= PROBLEM TO WORK ON =
Extract each line where the string "title" shows up.

— start of INFORMATION SUPPLIED —

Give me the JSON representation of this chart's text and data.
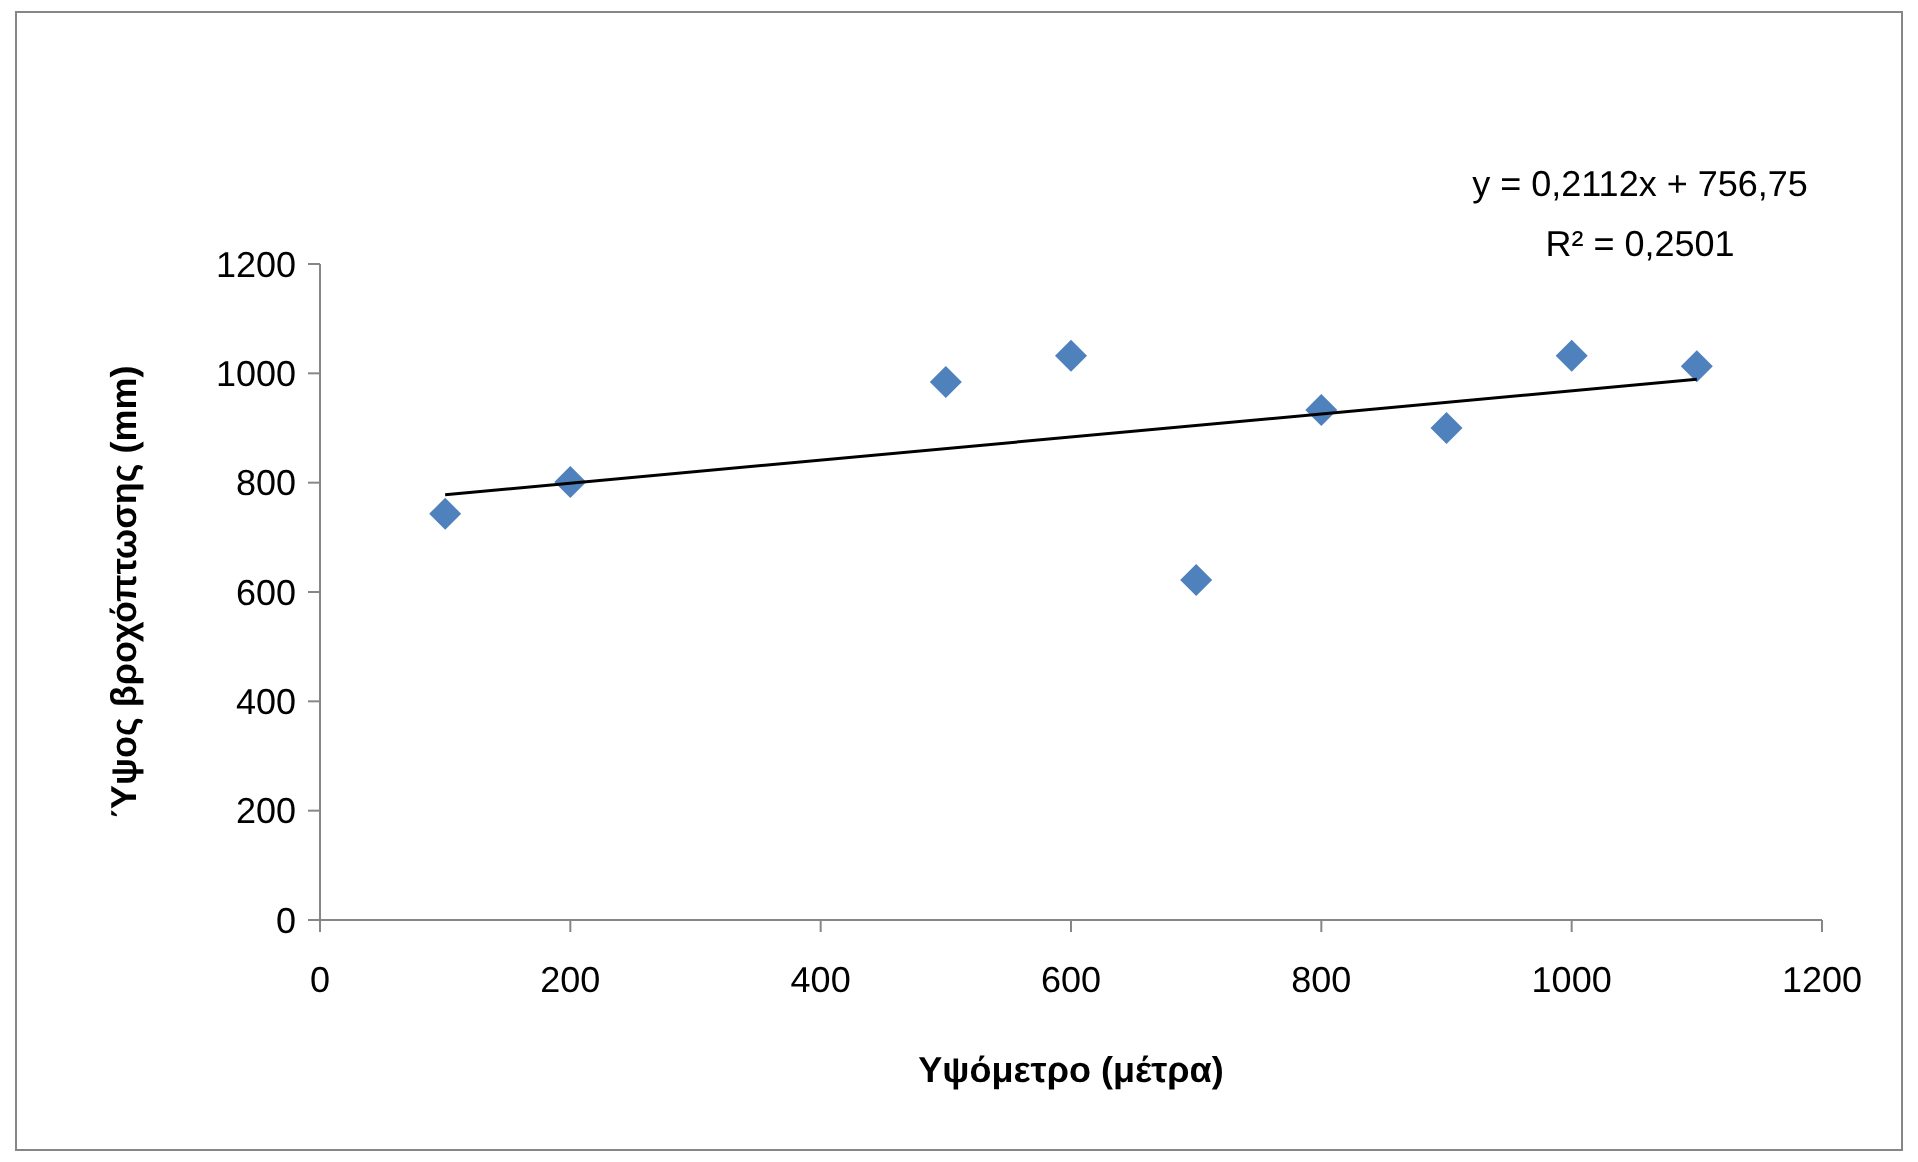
{
  "chart_data": {
    "type": "scatter",
    "xlabel": "Υψόμετρο (μέτρα)",
    "ylabel": "Ύψος βροχόπτωσης (mm)",
    "x": [
      100,
      200,
      500,
      600,
      700,
      800,
      900,
      1000,
      1100
    ],
    "series": [
      {
        "color": "#4f81bd",
        "marker": "diamond",
        "values": [
          743,
          801,
          984,
          1032,
          622,
          933,
          900,
          1032,
          1013
        ]
      },
      {
        "type": "line",
        "color": "#000000",
        "marker": "none",
        "line_style": "solid",
        "x": [
          100,
          1100
        ],
        "values": [
          778,
          989
        ]
      }
    ],
    "xlim": [
      0,
      1200
    ],
    "xticks": [
      0,
      200,
      400,
      600,
      800,
      1000,
      1200
    ],
    "ylim": [
      0,
      1200
    ],
    "yticks": [
      0,
      200,
      400,
      600,
      800,
      1000,
      1200
    ],
    "grid": false,
    "annotations": [
      "y = 0,2112x + 756,75",
      "R² = 0,2501"
    ]
  }
}
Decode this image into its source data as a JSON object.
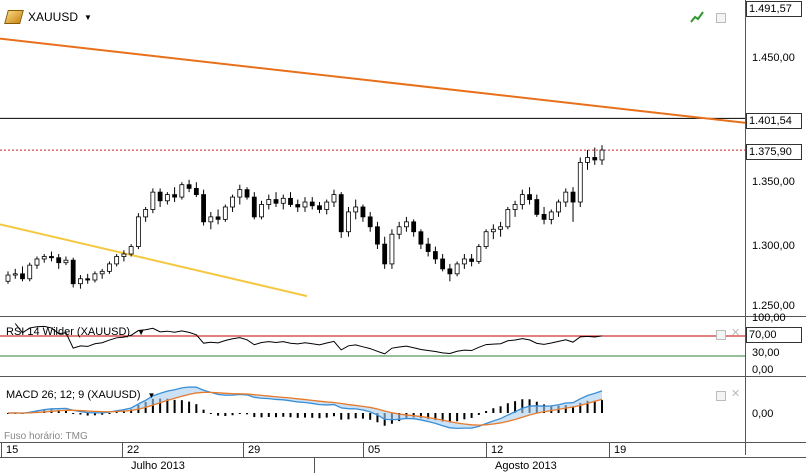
{
  "symbol": {
    "name": "XAUUSD",
    "menu_arrow": "▼",
    "icon": "gold-bar-icon"
  },
  "price_axis": {
    "labels": [
      "1.491,57",
      "1.450,00",
      "1.401,54",
      "1.375,90",
      "1.350,00",
      "1.300,00",
      "1.250,00"
    ]
  },
  "rsi": {
    "label": "RSI 14 Wilder (XAUUSD)",
    "menu_arrow": "▼",
    "axis": [
      "100,00",
      "70,00",
      "30,00",
      "0,00"
    ]
  },
  "macd": {
    "label": "MACD 26; 12; 9 (XAUUSD)",
    "menu_arrow": "▼",
    "axis": [
      "0,00"
    ]
  },
  "timezone": "Fuso horário: TMG",
  "dates": [
    "15",
    "22",
    "29",
    "05",
    "12",
    "19"
  ],
  "months": [
    "Julho 2013",
    "Agosto 2013"
  ],
  "colors": {
    "trend_orange": "#e8701a",
    "trend_yellow": "#f5c842",
    "rsi_line": "#000000",
    "rsi_upper": "#c00000",
    "rsi_lower": "#2e7d32",
    "macd_blue": "#3a8fd6",
    "macd_orange": "#e87a2a",
    "macd_fill": "#a8cdf0",
    "dotted_price": "#d02020",
    "bull": "#ffffff",
    "bear": "#000000"
  },
  "chart_data": {
    "type": "candlestick",
    "title": "XAUUSD",
    "y_range": [
      1250,
      1491.57
    ],
    "candles": [
      [
        1270,
        1278,
        1268,
        1275
      ],
      [
        1275,
        1280,
        1272,
        1276
      ],
      [
        1276,
        1282,
        1270,
        1272
      ],
      [
        1272,
        1285,
        1270,
        1283
      ],
      [
        1283,
        1290,
        1280,
        1288
      ],
      [
        1288,
        1292,
        1285,
        1290
      ],
      [
        1290,
        1294,
        1286,
        1289
      ],
      [
        1289,
        1292,
        1280,
        1285
      ],
      [
        1285,
        1290,
        1283,
        1287
      ],
      [
        1287,
        1289,
        1265,
        1268
      ],
      [
        1268,
        1275,
        1264,
        1272
      ],
      [
        1272,
        1276,
        1268,
        1271
      ],
      [
        1271,
        1278,
        1269,
        1276
      ],
      [
        1276,
        1280,
        1272,
        1278
      ],
      [
        1278,
        1286,
        1276,
        1284
      ],
      [
        1284,
        1292,
        1282,
        1290
      ],
      [
        1290,
        1295,
        1286,
        1292
      ],
      [
        1292,
        1300,
        1290,
        1298
      ],
      [
        1298,
        1325,
        1296,
        1322
      ],
      [
        1322,
        1330,
        1318,
        1328
      ],
      [
        1328,
        1345,
        1325,
        1342
      ],
      [
        1342,
        1345,
        1330,
        1335
      ],
      [
        1335,
        1342,
        1332,
        1340
      ],
      [
        1340,
        1346,
        1334,
        1338
      ],
      [
        1338,
        1350,
        1336,
        1348
      ],
      [
        1348,
        1352,
        1342,
        1345
      ],
      [
        1345,
        1350,
        1338,
        1340
      ],
      [
        1340,
        1344,
        1315,
        1318
      ],
      [
        1318,
        1326,
        1312,
        1322
      ],
      [
        1322,
        1328,
        1316,
        1320
      ],
      [
        1320,
        1332,
        1318,
        1330
      ],
      [
        1330,
        1340,
        1326,
        1338
      ],
      [
        1338,
        1348,
        1332,
        1344
      ],
      [
        1344,
        1346,
        1336,
        1338
      ],
      [
        1338,
        1342,
        1320,
        1322
      ],
      [
        1322,
        1335,
        1320,
        1332
      ],
      [
        1332,
        1340,
        1328,
        1336
      ],
      [
        1336,
        1342,
        1330,
        1333
      ],
      [
        1333,
        1340,
        1328,
        1337
      ],
      [
        1337,
        1342,
        1330,
        1332
      ],
      [
        1332,
        1336,
        1326,
        1330
      ],
      [
        1330,
        1338,
        1326,
        1334
      ],
      [
        1334,
        1338,
        1328,
        1331
      ],
      [
        1331,
        1334,
        1325,
        1328
      ],
      [
        1328,
        1336,
        1324,
        1334
      ],
      [
        1334,
        1344,
        1330,
        1340
      ],
      [
        1340,
        1342,
        1305,
        1310
      ],
      [
        1310,
        1330,
        1306,
        1326
      ],
      [
        1326,
        1336,
        1320,
        1330
      ],
      [
        1330,
        1332,
        1318,
        1322
      ],
      [
        1322,
        1326,
        1310,
        1314
      ],
      [
        1314,
        1318,
        1296,
        1300
      ],
      [
        1300,
        1306,
        1280,
        1284
      ],
      [
        1284,
        1312,
        1280,
        1308
      ],
      [
        1308,
        1318,
        1304,
        1314
      ],
      [
        1314,
        1322,
        1310,
        1318
      ],
      [
        1318,
        1320,
        1306,
        1310
      ],
      [
        1310,
        1312,
        1296,
        1300
      ],
      [
        1300,
        1305,
        1290,
        1294
      ],
      [
        1294,
        1298,
        1284,
        1288
      ],
      [
        1288,
        1292,
        1278,
        1280
      ],
      [
        1280,
        1284,
        1270,
        1276
      ],
      [
        1276,
        1286,
        1274,
        1284
      ],
      [
        1284,
        1292,
        1280,
        1288
      ],
      [
        1288,
        1292,
        1282,
        1286
      ],
      [
        1286,
        1300,
        1284,
        1298
      ],
      [
        1298,
        1312,
        1296,
        1310
      ],
      [
        1310,
        1316,
        1304,
        1312
      ],
      [
        1312,
        1318,
        1306,
        1314
      ],
      [
        1314,
        1330,
        1312,
        1328
      ],
      [
        1328,
        1335,
        1322,
        1332
      ],
      [
        1332,
        1344,
        1328,
        1340
      ],
      [
        1340,
        1346,
        1332,
        1336
      ],
      [
        1336,
        1340,
        1322,
        1324
      ],
      [
        1324,
        1330,
        1316,
        1320
      ],
      [
        1320,
        1328,
        1316,
        1326
      ],
      [
        1326,
        1336,
        1322,
        1334
      ],
      [
        1334,
        1345,
        1330,
        1342
      ],
      [
        1342,
        1346,
        1318,
        1334
      ],
      [
        1334,
        1370,
        1330,
        1366
      ],
      [
        1366,
        1376,
        1360,
        1370
      ],
      [
        1370,
        1378,
        1364,
        1368
      ],
      [
        1368,
        1380,
        1364,
        1376
      ]
    ],
    "trendlines": [
      {
        "name": "orange",
        "from": [
          0,
          1466
        ],
        "to": [
          1,
          1398
        ]
      },
      {
        "name": "yellow",
        "from": [
          0,
          1316
        ],
        "to": [
          1,
          1258
        ]
      }
    ],
    "levels": [
      1401.54,
      1375.9
    ]
  }
}
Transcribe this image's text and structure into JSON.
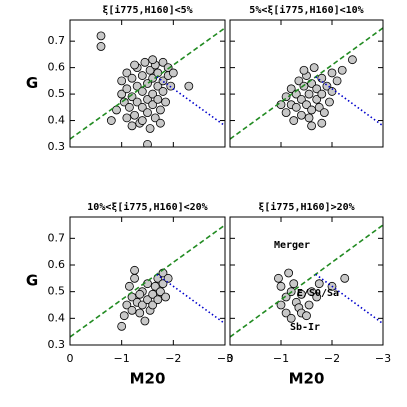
{
  "chart_data": [
    {
      "type": "scatter",
      "title": "ξ[i775,H160]<5%",
      "ylabel": "G",
      "x": [
        -0.6,
        -0.6,
        -0.8,
        -0.9,
        -1.0,
        -1.0,
        -1.05,
        -1.1,
        -1.1,
        -1.15,
        -1.2,
        -1.2,
        -1.25,
        -1.3,
        -1.3,
        -1.3,
        -1.35,
        -1.4,
        -1.4,
        -1.4,
        -1.45,
        -1.5,
        -1.5,
        -1.5,
        -1.5,
        -1.55,
        -1.6,
        -1.6,
        -1.6,
        -1.65,
        -1.65,
        -1.7,
        -1.7,
        -1.7,
        -1.75,
        -1.8,
        -1.8,
        -1.8,
        -1.85,
        -1.9,
        -1.9,
        -1.95,
        -2.0,
        -1.2,
        -1.4,
        -1.55,
        -1.1,
        -1.75,
        -2.3,
        -1.25,
        -1.6
      ],
      "values": [
        0.72,
        0.68,
        0.4,
        0.44,
        0.5,
        0.55,
        0.47,
        0.58,
        0.52,
        0.45,
        0.49,
        0.56,
        0.42,
        0.53,
        0.47,
        0.6,
        0.39,
        0.51,
        0.45,
        0.57,
        0.62,
        0.48,
        0.54,
        0.43,
        0.31,
        0.59,
        0.5,
        0.46,
        0.56,
        0.61,
        0.41,
        0.53,
        0.48,
        0.58,
        0.44,
        0.55,
        0.51,
        0.62,
        0.47,
        0.57,
        0.6,
        0.53,
        0.58,
        0.38,
        0.4,
        0.37,
        0.41,
        0.39,
        0.53,
        0.61,
        0.63
      ],
      "color": "#c8c8c8",
      "xlim": [
        0,
        -3
      ],
      "ylim": [
        0.3,
        0.78
      ],
      "xticks": [
        0,
        {
          "value": -1,
          "label": "−1"
        },
        {
          "value": -2,
          "label": "−2"
        },
        {
          "value": -3,
          "label": "−3"
        }
      ],
      "yticks": [
        0.3,
        0.4,
        0.5,
        0.6,
        0.7
      ],
      "lines": [
        {
          "color": "#228b22",
          "style": "dashed",
          "x": [
            0,
            -3
          ],
          "y": [
            0.33,
            0.75
          ]
        },
        {
          "color": "#0000cc",
          "style": "dotted",
          "x": [
            -1.68,
            -3
          ],
          "y": [
            0.565,
            0.38
          ]
        }
      ]
    },
    {
      "type": "scatter",
      "title": "5%<ξ[i775,H160]<10%",
      "x": [
        -1.0,
        -1.1,
        -1.1,
        -1.2,
        -1.2,
        -1.3,
        -1.3,
        -1.35,
        -1.4,
        -1.4,
        -1.45,
        -1.5,
        -1.5,
        -1.55,
        -1.55,
        -1.6,
        -1.6,
        -1.65,
        -1.7,
        -1.7,
        -1.75,
        -1.8,
        -1.8,
        -1.85,
        -1.9,
        -1.95,
        -2.0,
        -2.0,
        -2.1,
        -1.6,
        -1.8,
        -2.2,
        -2.4,
        -1.25,
        -1.45
      ],
      "values": [
        0.46,
        0.49,
        0.43,
        0.46,
        0.52,
        0.5,
        0.45,
        0.55,
        0.48,
        0.42,
        0.53,
        0.57,
        0.46,
        0.5,
        0.41,
        0.54,
        0.44,
        0.6,
        0.48,
        0.52,
        0.45,
        0.56,
        0.5,
        0.43,
        0.53,
        0.47,
        0.58,
        0.51,
        0.55,
        0.38,
        0.39,
        0.59,
        0.63,
        0.4,
        0.59
      ],
      "color": "#c8c8c8",
      "xlim": [
        0,
        -3
      ],
      "ylim": [
        0.3,
        0.78
      ],
      "xticks": [
        0,
        {
          "value": -1,
          "label": "−1"
        },
        {
          "value": -2,
          "label": "−2"
        },
        {
          "value": -3,
          "label": "−3"
        }
      ],
      "yticks": [
        0.3,
        0.4,
        0.5,
        0.6,
        0.7
      ],
      "lines": [
        {
          "color": "#228b22",
          "style": "dashed",
          "x": [
            0,
            -3
          ],
          "y": [
            0.33,
            0.75
          ]
        },
        {
          "color": "#0000cc",
          "style": "dotted",
          "x": [
            -1.68,
            -3
          ],
          "y": [
            0.565,
            0.38
          ]
        }
      ]
    },
    {
      "type": "scatter",
      "title": "10%<ξ[i775,H160]<20%",
      "ylabel": "G",
      "xlabel": "M20",
      "x": [
        -1.0,
        -1.05,
        -1.1,
        -1.2,
        -1.2,
        -1.25,
        -1.25,
        -1.3,
        -1.35,
        -1.4,
        -1.4,
        -1.45,
        -1.5,
        -1.5,
        -1.55,
        -1.6,
        -1.6,
        -1.65,
        -1.7,
        -1.7,
        -1.75,
        -1.8,
        -1.8,
        -1.85,
        -1.9,
        -1.35,
        -1.15
      ],
      "values": [
        0.37,
        0.41,
        0.45,
        0.48,
        0.43,
        0.55,
        0.58,
        0.46,
        0.42,
        0.5,
        0.45,
        0.39,
        0.47,
        0.53,
        0.43,
        0.49,
        0.45,
        0.52,
        0.47,
        0.55,
        0.5,
        0.53,
        0.57,
        0.48,
        0.55,
        0.49,
        0.52
      ],
      "color": "#c8c8c8",
      "xlim": [
        0,
        -3
      ],
      "ylim": [
        0.3,
        0.78
      ],
      "xticks": [
        0,
        {
          "value": -1,
          "label": "−1"
        },
        {
          "value": -2,
          "label": "−2"
        },
        {
          "value": -3,
          "label": "−3"
        }
      ],
      "yticks": [
        0.3,
        0.4,
        0.5,
        0.6,
        0.7
      ],
      "lines": [
        {
          "color": "#228b22",
          "style": "dashed",
          "x": [
            0,
            -3
          ],
          "y": [
            0.33,
            0.75
          ]
        },
        {
          "color": "#0000cc",
          "style": "dotted",
          "x": [
            -1.68,
            -3
          ],
          "y": [
            0.565,
            0.38
          ]
        }
      ]
    },
    {
      "type": "scatter",
      "title": "ξ[i775,H160]>20%",
      "xlabel": "M20",
      "annotations": [
        "Merger",
        "E/S0/Sa",
        "Sb-Ir"
      ],
      "x": [
        -0.95,
        -1.0,
        -1.0,
        -1.1,
        -1.1,
        -1.15,
        -1.2,
        -1.25,
        -1.3,
        -1.35,
        -1.4,
        -1.4,
        -1.5,
        -1.55,
        -1.6,
        -1.7,
        -1.75,
        -2.0,
        -2.25,
        -1.2
      ],
      "values": [
        0.55,
        0.52,
        0.45,
        0.48,
        0.42,
        0.57,
        0.5,
        0.53,
        0.46,
        0.44,
        0.42,
        0.49,
        0.41,
        0.45,
        0.5,
        0.48,
        0.53,
        0.52,
        0.55,
        0.4
      ],
      "color": "#c8c8c8",
      "xlim": [
        0,
        -3
      ],
      "ylim": [
        0.3,
        0.78
      ],
      "xticks": [
        0,
        {
          "value": -1,
          "label": "−1"
        },
        {
          "value": -2,
          "label": "−2"
        },
        {
          "value": -3,
          "label": "−3"
        }
      ],
      "yticks": [
        0.3,
        0.4,
        0.5,
        0.6,
        0.7
      ],
      "lines": [
        {
          "color": "#228b22",
          "style": "dashed",
          "x": [
            0,
            -3
          ],
          "y": [
            0.33,
            0.75
          ]
        },
        {
          "color": "#0000cc",
          "style": "dotted",
          "x": [
            -1.68,
            -3
          ],
          "y": [
            0.565,
            0.38
          ]
        }
      ]
    }
  ]
}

— end of INFORMATION SUPPLIED —

= ANSWER FOR THIS EXERCISE =
    "title": "XAUUSD",
      "title": "ξ[i775,H160]<5%",
      "title": "5%<ξ[i775,H160]<10%",
      "title": "10%<ξ[i775,H160]<20%",
      "title": "ξ[i775,H160]>20%",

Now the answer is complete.